• **Aim**: Rewrite the listing below with every "chevron-down-icon" replaced by "dropdown-arrow-icon", leaving all else unchanged and omitting the pictures.

* start Supplied information *

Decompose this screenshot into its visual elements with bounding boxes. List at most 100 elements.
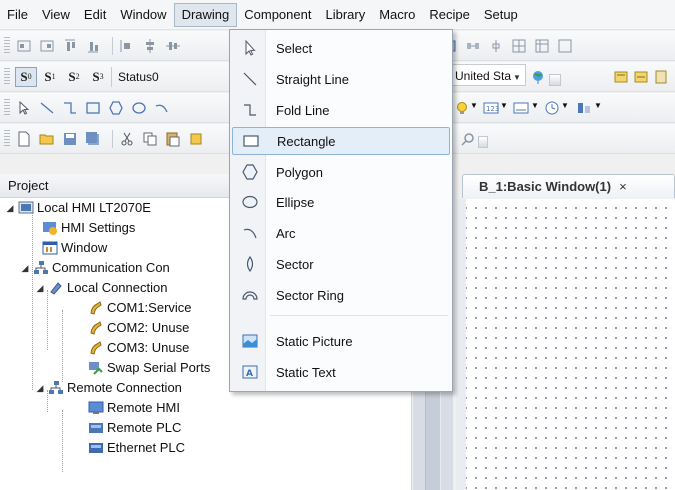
serial-port-icon xyxy=(88,300,104,316)
status-select[interactable]: Status0 xyxy=(111,66,165,87)
menu-item-static-picture[interactable]: Static Picture xyxy=(232,327,450,355)
menu-item-straight-line[interactable]: Straight Line xyxy=(232,65,450,93)
save-all-icon[interactable] xyxy=(84,130,101,147)
state-0-button[interactable]: S0 xyxy=(15,66,37,87)
polygon-tool-icon[interactable] xyxy=(107,99,124,116)
design-canvas[interactable] xyxy=(456,199,675,490)
menu-macro[interactable]: Macro xyxy=(372,3,422,27)
tree-item-hmi-settings[interactable]: HMI Settings xyxy=(40,218,135,238)
menu-item-arc[interactable]: Arc xyxy=(232,219,450,247)
align-top-icon[interactable] xyxy=(61,37,78,54)
toolbar-grip[interactable] xyxy=(4,129,10,148)
chevron-down-icon[interactable]: ▼ xyxy=(470,101,478,110)
chevron-down-icon[interactable]: ▼ xyxy=(594,101,602,110)
menu-item-rectangle[interactable]: Rectangle xyxy=(232,127,450,155)
menu-file[interactable]: File xyxy=(0,3,35,27)
edit-text-icon[interactable] xyxy=(612,68,629,85)
expanded-triangle-icon[interactable]: ◢ xyxy=(34,278,46,298)
new-file-icon[interactable] xyxy=(15,130,32,147)
static-text-icon: A xyxy=(232,363,268,381)
rectangle-tool-icon[interactable] xyxy=(84,99,101,116)
undo-icon[interactable] xyxy=(187,130,204,147)
toolbar-grip[interactable] xyxy=(4,67,10,86)
tab-basic-window[interactable]: B_1:Basic Window(1) × xyxy=(462,174,675,198)
chevron-down-icon[interactable]: ▼ xyxy=(531,101,539,110)
tree-item-com1[interactable]: COM1:Service xyxy=(86,298,192,318)
expanded-triangle-icon[interactable]: ◢ xyxy=(19,258,31,278)
menu-setup[interactable]: Setup xyxy=(477,3,525,27)
menu-item-label: Sector Ring xyxy=(276,287,344,303)
align-left-icon[interactable] xyxy=(15,37,32,54)
globe-icon[interactable] xyxy=(530,68,547,85)
cut-icon[interactable] xyxy=(118,130,135,147)
tree-item-com3[interactable]: COM3: Unuse xyxy=(86,338,189,358)
expanded-triangle-icon[interactable]: ◢ xyxy=(34,378,46,398)
center-vertical-icon[interactable] xyxy=(141,37,158,54)
fold-line-tool-icon[interactable] xyxy=(61,99,78,116)
select-tool-icon[interactable] xyxy=(15,99,32,116)
group-icon[interactable] xyxy=(464,37,481,54)
toolbar-grip[interactable] xyxy=(4,36,10,55)
ellipse-tool-icon[interactable] xyxy=(130,99,147,116)
paste-text-icon[interactable] xyxy=(652,68,669,85)
tree-item-window[interactable]: Window xyxy=(40,238,107,258)
align-right-icon[interactable] xyxy=(38,37,55,54)
edit-text-alt-icon[interactable] xyxy=(632,68,649,85)
menu-item-sector-ring[interactable]: Sector Ring xyxy=(232,281,450,309)
bar-graph-icon[interactable] xyxy=(575,99,592,116)
frame-icon[interactable] xyxy=(556,37,573,54)
menu-edit[interactable]: Edit xyxy=(77,3,113,27)
center-horizontal-icon[interactable] xyxy=(164,37,181,54)
tree-item-communication[interactable]: ◢ Communication Con xyxy=(19,258,170,278)
chevron-down-icon[interactable]: ▼ xyxy=(500,101,508,110)
menu-item-fold-line[interactable]: Fold Line xyxy=(232,96,450,124)
state-2-button[interactable]: S2 xyxy=(63,67,85,87)
grid-snap-icon[interactable] xyxy=(510,37,527,54)
tree-item-com2[interactable]: COM2: Unuse xyxy=(86,318,189,338)
menu-item-label: Polygon xyxy=(276,164,323,180)
hex-display-icon[interactable] xyxy=(512,99,529,116)
open-folder-icon[interactable] xyxy=(38,130,55,147)
expanded-triangle-icon[interactable]: ◢ xyxy=(4,198,16,218)
menu-item-ellipse[interactable]: Ellipse xyxy=(232,188,450,216)
clock-icon[interactable] xyxy=(543,99,560,116)
toolbar-grip[interactable] xyxy=(4,98,10,117)
close-icon[interactable]: × xyxy=(619,179,627,194)
tree-item-remote-connection[interactable]: ◢ Remote Connection xyxy=(34,378,182,398)
numeric-display-icon[interactable]: 123 xyxy=(482,99,499,116)
arc-tool-icon[interactable] xyxy=(153,99,170,116)
save-icon[interactable] xyxy=(61,130,78,147)
line-tool-icon[interactable] xyxy=(38,99,55,116)
state-1-button[interactable]: S1 xyxy=(39,67,61,87)
search-options-button[interactable] xyxy=(478,136,488,148)
menu-item-sector[interactable]: Sector xyxy=(232,250,450,278)
tree-item-local-hmi[interactable]: ◢ Local HMI LT2070E xyxy=(4,198,151,218)
menu-drawing[interactable]: Drawing xyxy=(173,2,238,27)
language-options-button[interactable] xyxy=(549,74,561,86)
paste-icon[interactable] xyxy=(164,130,181,147)
copy-icon[interactable] xyxy=(141,130,158,147)
search-icon[interactable] xyxy=(459,130,476,147)
menu-item-select[interactable]: Select xyxy=(232,34,450,62)
tree-item-remote-plc[interactable]: Remote PLC xyxy=(86,418,181,438)
language-select[interactable]: United Sta ▼ xyxy=(450,64,526,86)
distribute-horizontal-icon[interactable] xyxy=(118,37,135,54)
chevron-down-icon: ▼ xyxy=(513,73,521,82)
align-bottom-icon[interactable] xyxy=(84,37,101,54)
tree-item-local-connection[interactable]: ◢ Local Connection xyxy=(34,278,168,298)
menu-component[interactable]: Component xyxy=(237,3,318,27)
chevron-down-icon[interactable]: ▼ xyxy=(561,101,569,110)
menu-recipe[interactable]: Recipe xyxy=(422,3,476,27)
bulb-icon[interactable] xyxy=(453,99,470,116)
menu-item-static-text[interactable]: A Static Text xyxy=(232,358,450,386)
menu-view[interactable]: View xyxy=(35,3,77,27)
grid-toggle-icon[interactable] xyxy=(533,37,550,54)
tree-item-ethernet-plc[interactable]: Ethernet PLC xyxy=(86,438,185,458)
menu-item-polygon[interactable]: Polygon xyxy=(232,158,450,186)
tree-item-remote-hmi[interactable]: Remote HMI xyxy=(86,398,180,418)
state-3-button[interactable]: S3 xyxy=(87,67,109,87)
tree-item-swap-serial-ports[interactable]: Swap Serial Ports xyxy=(86,358,210,378)
menu-library[interactable]: Library xyxy=(318,3,372,27)
same-height-icon[interactable] xyxy=(487,37,504,54)
menu-window[interactable]: Window xyxy=(113,3,173,27)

* end Supplied information *

• **Exercise answer**:
Decompose this screenshot into its visual elements with bounding boxes. List at most 100 elements.
serial-port-icon xyxy=(88,300,104,316)
status-select[interactable]: Status0 xyxy=(111,66,165,87)
menu-item-static-picture[interactable]: Static Picture xyxy=(232,327,450,355)
menu-item-straight-line[interactable]: Straight Line xyxy=(232,65,450,93)
save-all-icon[interactable] xyxy=(84,130,101,147)
state-0-button[interactable]: S0 xyxy=(15,66,37,87)
polygon-tool-icon[interactable] xyxy=(107,99,124,116)
design-canvas[interactable] xyxy=(456,199,675,490)
menu-macro[interactable]: Macro xyxy=(372,3,422,27)
tree-item-hmi-settings[interactable]: HMI Settings xyxy=(40,218,135,238)
menu-item-arc[interactable]: Arc xyxy=(232,219,450,247)
align-top-icon[interactable] xyxy=(61,37,78,54)
toolbar-grip[interactable] xyxy=(4,129,10,148)
dropdown-arrow-icon[interactable]: ▼ xyxy=(470,101,478,110)
dropdown-arrow-icon[interactable]: ▼ xyxy=(594,101,602,110)
menu-item-rectangle[interactable]: Rectangle xyxy=(232,127,450,155)
menu-file[interactable]: File xyxy=(0,3,35,27)
edit-text-icon[interactable] xyxy=(612,68,629,85)
expanded-triangle-icon[interactable]: ◢ xyxy=(34,278,46,298)
new-file-icon[interactable] xyxy=(15,130,32,147)
static-text-icon: A xyxy=(232,363,268,381)
rectangle-tool-icon[interactable] xyxy=(84,99,101,116)
undo-icon[interactable] xyxy=(187,130,204,147)
toolbar-grip[interactable] xyxy=(4,67,10,86)
tab-basic-window[interactable]: B_1:Basic Window(1) × xyxy=(462,174,675,198)
dropdown-arrow-icon[interactable]: ▼ xyxy=(531,101,539,110)
tree-item-com1[interactable]: COM1:Service xyxy=(86,298,192,318)
expanded-triangle-icon[interactable]: ◢ xyxy=(19,258,31,278)
menu-setup[interactable]: Setup xyxy=(477,3,525,27)
menu-item-label: Sector Ring xyxy=(276,287,344,303)
align-left-icon[interactable] xyxy=(15,37,32,54)
globe-icon[interactable] xyxy=(530,68,547,85)
cut-icon[interactable] xyxy=(118,130,135,147)
tree-item-com3[interactable]: COM3: Unuse xyxy=(86,338,189,358)
expanded-triangle-icon[interactable]: ◢ xyxy=(34,378,46,398)
center-vertical-icon[interactable] xyxy=(141,37,158,54)
fold-line-tool-icon[interactable] xyxy=(61,99,78,116)
select-tool-icon[interactable] xyxy=(15,99,32,116)
group-icon[interactable] xyxy=(464,37,481,54)
toolbar-grip[interactable] xyxy=(4,36,10,55)
ellipse-tool-icon[interactable] xyxy=(130,99,147,116)
paste-text-icon[interactable] xyxy=(652,68,669,85)
tree-item-window[interactable]: Window xyxy=(40,238,107,258)
align-right-icon[interactable] xyxy=(38,37,55,54)
edit-text-alt-icon[interactable] xyxy=(632,68,649,85)
menu-item-sector-ring[interactable]: Sector Ring xyxy=(232,281,450,309)
bar-graph-icon[interactable] xyxy=(575,99,592,116)
frame-icon[interactable] xyxy=(556,37,573,54)
menu-edit[interactable]: Edit xyxy=(77,3,113,27)
center-horizontal-icon[interactable] xyxy=(164,37,181,54)
tree-item-communication[interactable]: ◢ Communication Con xyxy=(19,258,170,278)
dropdown-arrow-icon[interactable]: ▼ xyxy=(500,101,508,110)
menu-item-fold-line[interactable]: Fold Line xyxy=(232,96,450,124)
state-2-button[interactable]: S2 xyxy=(63,67,85,87)
grid-snap-icon[interactable] xyxy=(510,37,527,54)
tree-item-com2[interactable]: COM2: Unuse xyxy=(86,318,189,338)
menu-item-label: Polygon xyxy=(276,164,323,180)
hex-display-icon[interactable] xyxy=(512,99,529,116)
open-folder-icon[interactable] xyxy=(38,130,55,147)
expanded-triangle-icon[interactable]: ◢ xyxy=(4,198,16,218)
menu-item-ellipse[interactable]: Ellipse xyxy=(232,188,450,216)
clock-icon[interactable] xyxy=(543,99,560,116)
toolbar-grip[interactable] xyxy=(4,98,10,117)
close-icon[interactable]: × xyxy=(619,179,627,194)
tree-item-remote-connection[interactable]: ◢ Remote Connection xyxy=(34,378,182,398)
numeric-display-icon[interactable]: 123 xyxy=(482,99,499,116)
arc-tool-icon[interactable] xyxy=(153,99,170,116)
save-icon[interactable] xyxy=(61,130,78,147)
line-tool-icon[interactable] xyxy=(38,99,55,116)
state-1-button[interactable]: S1 xyxy=(39,67,61,87)
search-options-button[interactable] xyxy=(478,136,488,148)
menu-item-sector[interactable]: Sector xyxy=(232,250,450,278)
tree-item-local-hmi[interactable]: ◢ Local HMI LT2070E xyxy=(4,198,151,218)
menu-drawing[interactable]: Drawing xyxy=(173,2,238,27)
language-options-button[interactable] xyxy=(549,74,561,86)
paste-icon[interactable] xyxy=(164,130,181,147)
copy-icon[interactable] xyxy=(141,130,158,147)
search-icon[interactable] xyxy=(459,130,476,147)
menu-item-select[interactable]: Select xyxy=(232,34,450,62)
tree-item-remote-plc[interactable]: Remote PLC xyxy=(86,418,181,438)
language-select[interactable]: United Sta ▼ xyxy=(450,64,526,86)
distribute-horizontal-icon[interactable] xyxy=(118,37,135,54)
dropdown-arrow-icon: ▼ xyxy=(513,73,521,82)
align-bottom-icon[interactable] xyxy=(84,37,101,54)
tree-item-local-connection[interactable]: ◢ Local Connection xyxy=(34,278,168,298)
menu-component[interactable]: Component xyxy=(237,3,318,27)
dropdown-arrow-icon[interactable]: ▼ xyxy=(561,101,569,110)
menu-recipe[interactable]: Recipe xyxy=(422,3,476,27)
bulb-icon[interactable] xyxy=(453,99,470,116)
menu-item-static-text[interactable]: A Static Text xyxy=(232,358,450,386)
menu-view[interactable]: View xyxy=(35,3,77,27)
grid-toggle-icon[interactable] xyxy=(533,37,550,54)
tree-item-ethernet-plc[interactable]: Ethernet PLC xyxy=(86,438,185,458)
menu-item-polygon[interactable]: Polygon xyxy=(232,158,450,186)
tree-item-remote-hmi[interactable]: Remote HMI xyxy=(86,398,180,418)
state-3-button[interactable]: S3 xyxy=(87,67,109,87)
tree-item-swap-serial-ports[interactable]: Swap Serial Ports xyxy=(86,358,210,378)
menu-library[interactable]: Library xyxy=(318,3,372,27)
same-height-icon[interactable] xyxy=(487,37,504,54)
menu-window[interactable]: Window xyxy=(113,3,173,27)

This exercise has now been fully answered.